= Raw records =
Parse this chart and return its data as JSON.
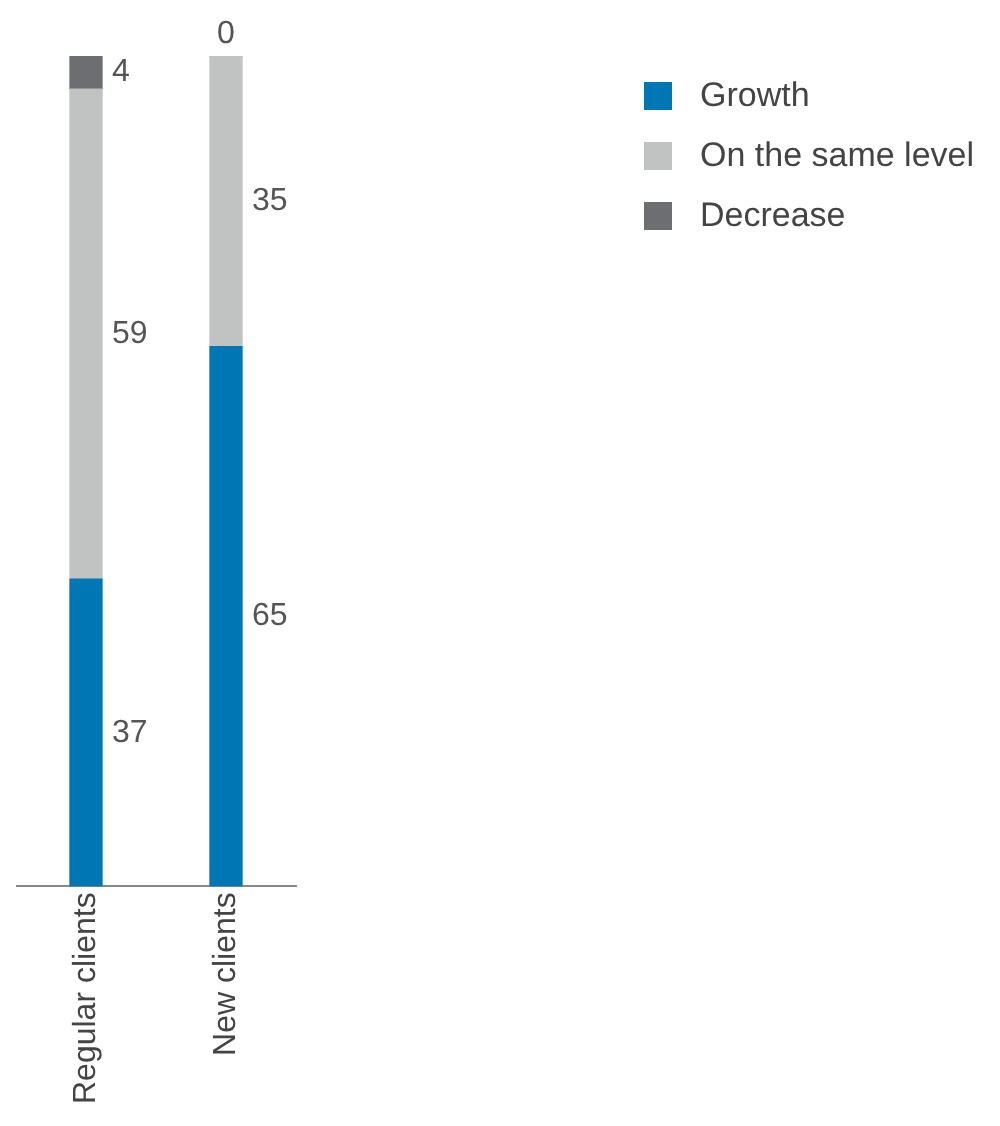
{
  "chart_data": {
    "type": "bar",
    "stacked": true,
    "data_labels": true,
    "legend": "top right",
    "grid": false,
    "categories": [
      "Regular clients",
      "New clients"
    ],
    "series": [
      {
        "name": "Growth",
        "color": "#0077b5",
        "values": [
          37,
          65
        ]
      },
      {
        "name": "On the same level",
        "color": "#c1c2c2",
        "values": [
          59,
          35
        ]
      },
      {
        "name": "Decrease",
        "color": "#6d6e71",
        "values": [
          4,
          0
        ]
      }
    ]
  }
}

= Objective =
The records above must be printed exactly; the pictures stay out.

= Result =
Parse this chart and return its data as JSON.
{
  "chart_data": {
    "type": "bar",
    "stacked": true,
    "data_labels": true,
    "legend": "top right",
    "grid": false,
    "categories": [
      "Regular clients",
      "New clients"
    ],
    "series": [
      {
        "name": "Growth",
        "color": "#0077b5",
        "values": [
          37,
          65
        ]
      },
      {
        "name": "On the same level",
        "color": "#c1c2c2",
        "values": [
          59,
          35
        ]
      },
      {
        "name": "Decrease",
        "color": "#6d6e71",
        "values": [
          4,
          0
        ]
      }
    ]
  }
}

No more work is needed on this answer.